Aim of the task
Isolate every line in the records below with "shortcut" in it.

### Excerpted records ###

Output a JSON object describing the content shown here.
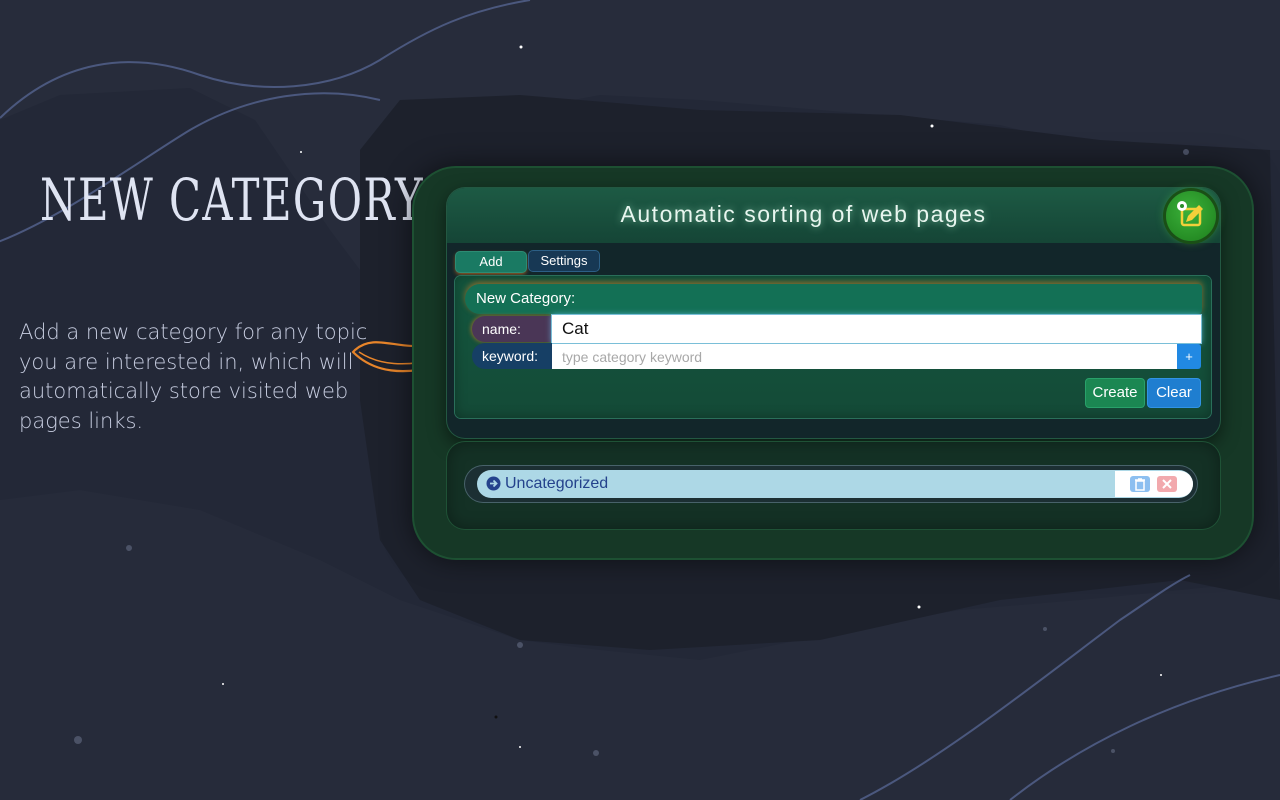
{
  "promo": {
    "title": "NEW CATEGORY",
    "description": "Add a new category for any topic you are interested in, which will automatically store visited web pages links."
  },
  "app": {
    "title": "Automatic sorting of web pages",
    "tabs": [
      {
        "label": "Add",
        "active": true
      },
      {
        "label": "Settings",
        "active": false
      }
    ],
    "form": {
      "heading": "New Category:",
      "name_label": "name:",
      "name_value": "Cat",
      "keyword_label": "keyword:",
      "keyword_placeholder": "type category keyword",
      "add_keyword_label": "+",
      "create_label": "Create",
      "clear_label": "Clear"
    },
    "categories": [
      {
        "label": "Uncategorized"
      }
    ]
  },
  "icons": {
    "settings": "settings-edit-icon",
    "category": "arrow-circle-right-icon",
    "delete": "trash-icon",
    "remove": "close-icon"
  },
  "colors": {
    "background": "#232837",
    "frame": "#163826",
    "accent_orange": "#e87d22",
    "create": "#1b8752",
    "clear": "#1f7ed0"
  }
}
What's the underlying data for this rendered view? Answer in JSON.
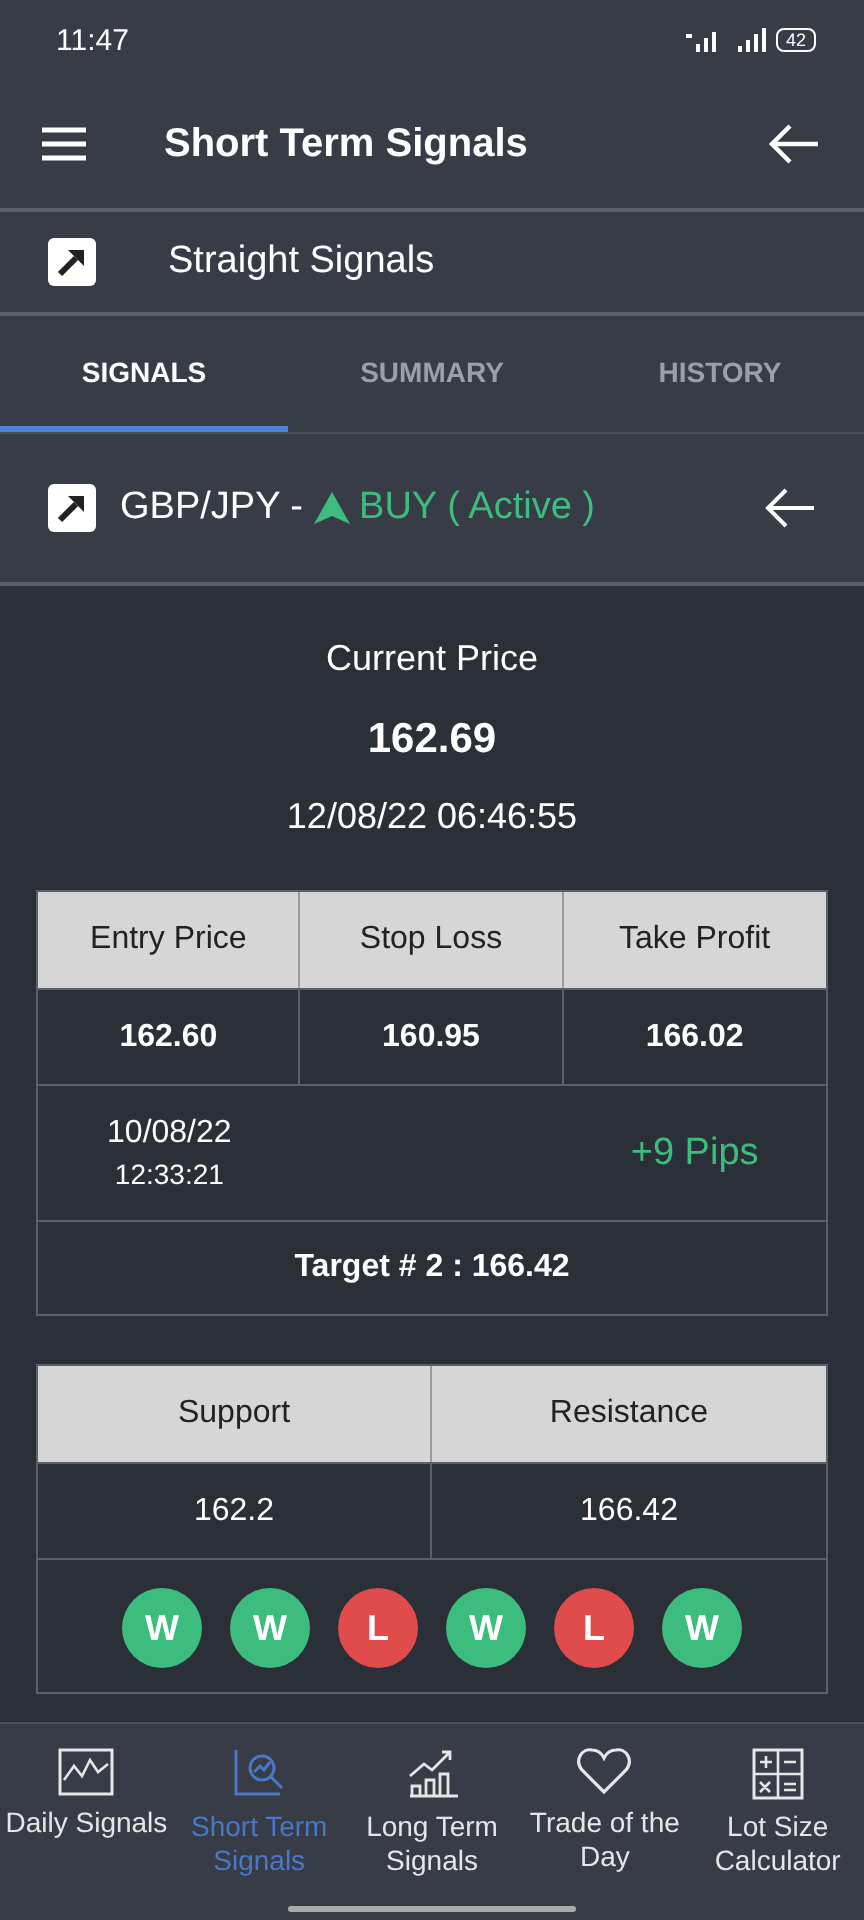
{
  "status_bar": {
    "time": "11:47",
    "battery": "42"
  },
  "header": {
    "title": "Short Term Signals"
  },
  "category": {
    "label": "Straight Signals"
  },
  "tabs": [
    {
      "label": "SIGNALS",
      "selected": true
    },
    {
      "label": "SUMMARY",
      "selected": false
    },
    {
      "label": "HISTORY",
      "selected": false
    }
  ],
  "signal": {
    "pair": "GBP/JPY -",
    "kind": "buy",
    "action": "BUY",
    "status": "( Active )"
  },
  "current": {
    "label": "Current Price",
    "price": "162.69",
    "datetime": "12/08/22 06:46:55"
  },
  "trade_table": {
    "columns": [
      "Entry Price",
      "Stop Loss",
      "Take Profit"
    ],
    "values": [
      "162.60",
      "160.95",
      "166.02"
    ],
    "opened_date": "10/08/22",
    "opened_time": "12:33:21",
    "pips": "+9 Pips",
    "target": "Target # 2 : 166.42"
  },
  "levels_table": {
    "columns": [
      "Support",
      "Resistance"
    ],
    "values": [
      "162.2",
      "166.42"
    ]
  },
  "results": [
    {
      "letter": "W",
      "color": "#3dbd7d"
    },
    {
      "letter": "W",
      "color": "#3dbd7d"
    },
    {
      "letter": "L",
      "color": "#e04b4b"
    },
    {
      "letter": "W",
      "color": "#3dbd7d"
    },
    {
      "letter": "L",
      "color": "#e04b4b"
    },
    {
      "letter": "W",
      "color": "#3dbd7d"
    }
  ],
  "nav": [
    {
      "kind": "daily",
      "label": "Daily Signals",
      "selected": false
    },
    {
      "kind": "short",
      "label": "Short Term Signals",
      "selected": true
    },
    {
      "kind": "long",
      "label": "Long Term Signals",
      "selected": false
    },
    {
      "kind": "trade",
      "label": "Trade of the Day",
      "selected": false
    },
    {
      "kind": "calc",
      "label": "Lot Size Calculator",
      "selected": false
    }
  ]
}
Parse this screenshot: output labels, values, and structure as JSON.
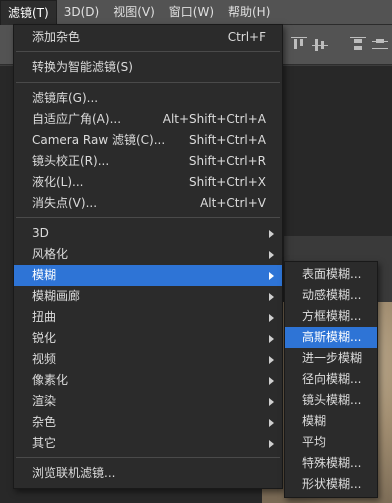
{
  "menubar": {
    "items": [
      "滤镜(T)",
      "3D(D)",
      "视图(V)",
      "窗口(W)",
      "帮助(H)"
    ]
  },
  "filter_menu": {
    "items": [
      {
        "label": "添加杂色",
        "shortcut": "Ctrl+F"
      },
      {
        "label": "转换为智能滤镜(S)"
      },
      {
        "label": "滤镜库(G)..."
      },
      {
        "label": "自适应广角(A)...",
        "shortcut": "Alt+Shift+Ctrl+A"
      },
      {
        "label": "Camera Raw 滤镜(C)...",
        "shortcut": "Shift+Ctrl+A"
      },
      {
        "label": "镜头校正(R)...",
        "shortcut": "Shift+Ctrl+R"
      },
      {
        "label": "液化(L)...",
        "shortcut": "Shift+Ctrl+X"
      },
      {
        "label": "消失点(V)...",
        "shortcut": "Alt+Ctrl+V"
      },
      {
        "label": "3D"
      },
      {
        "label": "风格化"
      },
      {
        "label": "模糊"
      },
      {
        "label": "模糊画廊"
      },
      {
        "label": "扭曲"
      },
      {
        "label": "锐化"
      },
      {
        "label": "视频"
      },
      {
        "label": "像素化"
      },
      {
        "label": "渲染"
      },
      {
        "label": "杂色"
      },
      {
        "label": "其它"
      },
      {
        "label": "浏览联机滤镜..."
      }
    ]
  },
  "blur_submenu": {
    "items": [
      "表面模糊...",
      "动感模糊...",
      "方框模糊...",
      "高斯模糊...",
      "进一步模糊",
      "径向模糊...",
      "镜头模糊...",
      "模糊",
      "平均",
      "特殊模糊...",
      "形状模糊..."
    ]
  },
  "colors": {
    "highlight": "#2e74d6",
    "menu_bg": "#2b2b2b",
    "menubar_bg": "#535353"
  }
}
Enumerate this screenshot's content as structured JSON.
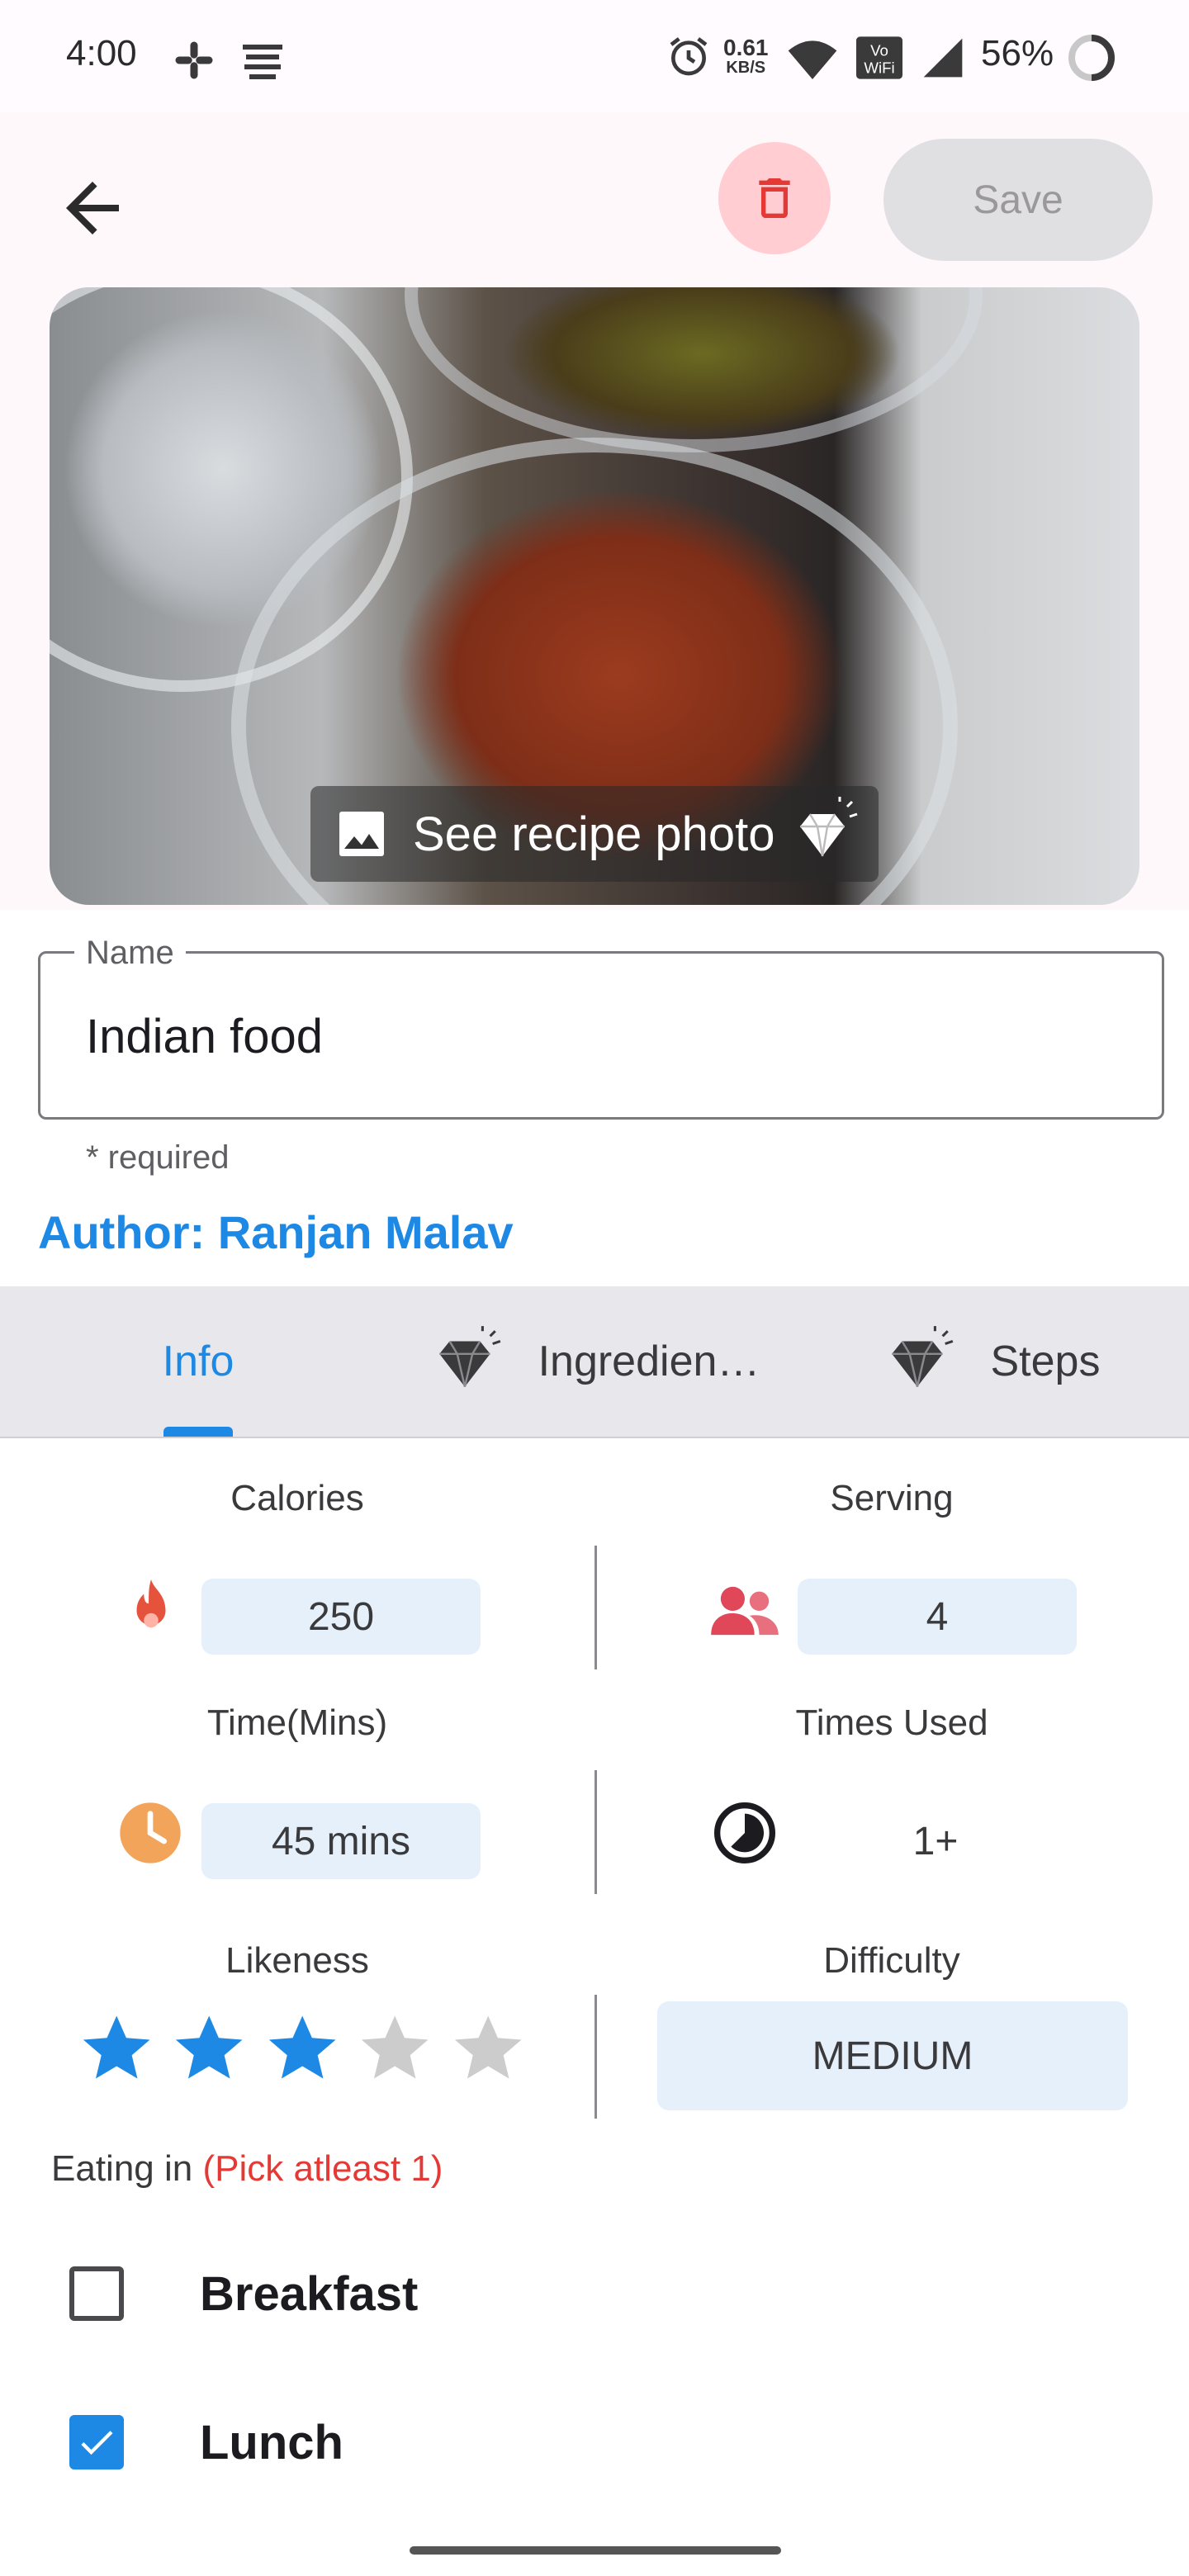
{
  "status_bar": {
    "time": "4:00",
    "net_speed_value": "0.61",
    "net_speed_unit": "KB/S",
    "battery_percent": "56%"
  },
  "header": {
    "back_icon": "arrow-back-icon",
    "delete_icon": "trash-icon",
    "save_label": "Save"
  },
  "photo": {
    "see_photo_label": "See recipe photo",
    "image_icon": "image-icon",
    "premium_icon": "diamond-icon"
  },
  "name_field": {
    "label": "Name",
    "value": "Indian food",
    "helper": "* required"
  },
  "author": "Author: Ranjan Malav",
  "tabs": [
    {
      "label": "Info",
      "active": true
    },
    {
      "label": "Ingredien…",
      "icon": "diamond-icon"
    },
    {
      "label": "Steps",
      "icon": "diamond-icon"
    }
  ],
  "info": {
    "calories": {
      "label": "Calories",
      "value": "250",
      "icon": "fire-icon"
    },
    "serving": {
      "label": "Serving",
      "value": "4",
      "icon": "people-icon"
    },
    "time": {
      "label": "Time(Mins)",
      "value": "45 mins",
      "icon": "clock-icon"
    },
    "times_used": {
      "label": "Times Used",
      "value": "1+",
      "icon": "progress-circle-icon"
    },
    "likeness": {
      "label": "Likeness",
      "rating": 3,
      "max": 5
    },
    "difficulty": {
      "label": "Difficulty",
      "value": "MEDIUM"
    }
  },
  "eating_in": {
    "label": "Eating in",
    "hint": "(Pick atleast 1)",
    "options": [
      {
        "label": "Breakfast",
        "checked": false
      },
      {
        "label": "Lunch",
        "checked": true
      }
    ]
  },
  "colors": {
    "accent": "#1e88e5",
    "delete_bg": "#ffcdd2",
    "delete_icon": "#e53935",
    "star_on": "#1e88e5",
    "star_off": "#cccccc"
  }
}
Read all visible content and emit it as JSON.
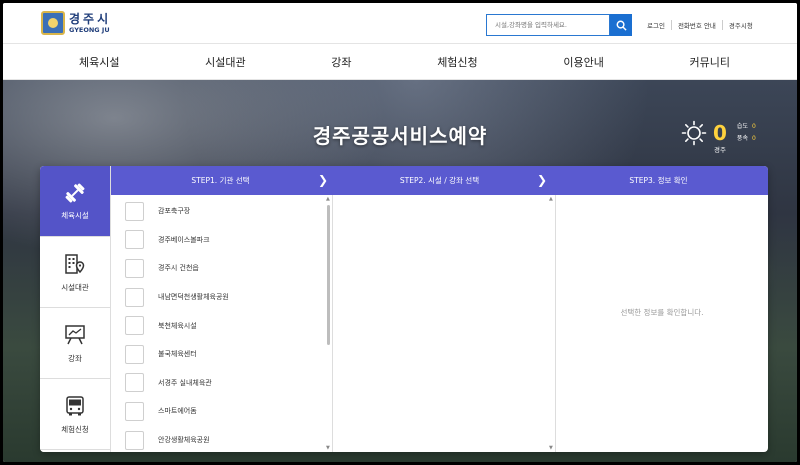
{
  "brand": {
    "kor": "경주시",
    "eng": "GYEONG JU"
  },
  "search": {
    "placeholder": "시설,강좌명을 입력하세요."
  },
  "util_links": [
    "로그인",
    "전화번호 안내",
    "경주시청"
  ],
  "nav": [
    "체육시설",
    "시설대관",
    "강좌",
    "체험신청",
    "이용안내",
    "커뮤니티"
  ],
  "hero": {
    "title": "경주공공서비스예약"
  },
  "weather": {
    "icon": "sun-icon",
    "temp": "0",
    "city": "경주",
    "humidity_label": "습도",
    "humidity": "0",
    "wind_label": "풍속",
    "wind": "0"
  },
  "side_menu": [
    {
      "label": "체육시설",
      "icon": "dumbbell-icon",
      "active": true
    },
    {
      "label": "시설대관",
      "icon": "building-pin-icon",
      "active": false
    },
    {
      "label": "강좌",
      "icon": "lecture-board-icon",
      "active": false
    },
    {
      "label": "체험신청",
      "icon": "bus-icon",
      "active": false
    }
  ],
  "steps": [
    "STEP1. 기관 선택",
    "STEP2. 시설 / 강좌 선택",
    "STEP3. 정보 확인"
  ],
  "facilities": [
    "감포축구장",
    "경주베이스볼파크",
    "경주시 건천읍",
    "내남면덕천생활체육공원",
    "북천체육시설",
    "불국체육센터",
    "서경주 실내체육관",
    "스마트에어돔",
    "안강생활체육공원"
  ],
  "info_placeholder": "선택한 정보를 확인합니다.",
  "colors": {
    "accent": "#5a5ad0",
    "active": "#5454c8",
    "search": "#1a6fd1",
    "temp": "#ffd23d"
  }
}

###

Solution to this exercise
        "shortcut": "Ctrl+F"
        "shortcut": "Alt+Shift+Ctrl+A"
        "shortcut": "Shift+Ctrl+A"
        "shortcut": "Shift+Ctrl+R"
        "shortcut": "Shift+Ctrl+X"
        "shortcut": "Alt+Ctrl+V"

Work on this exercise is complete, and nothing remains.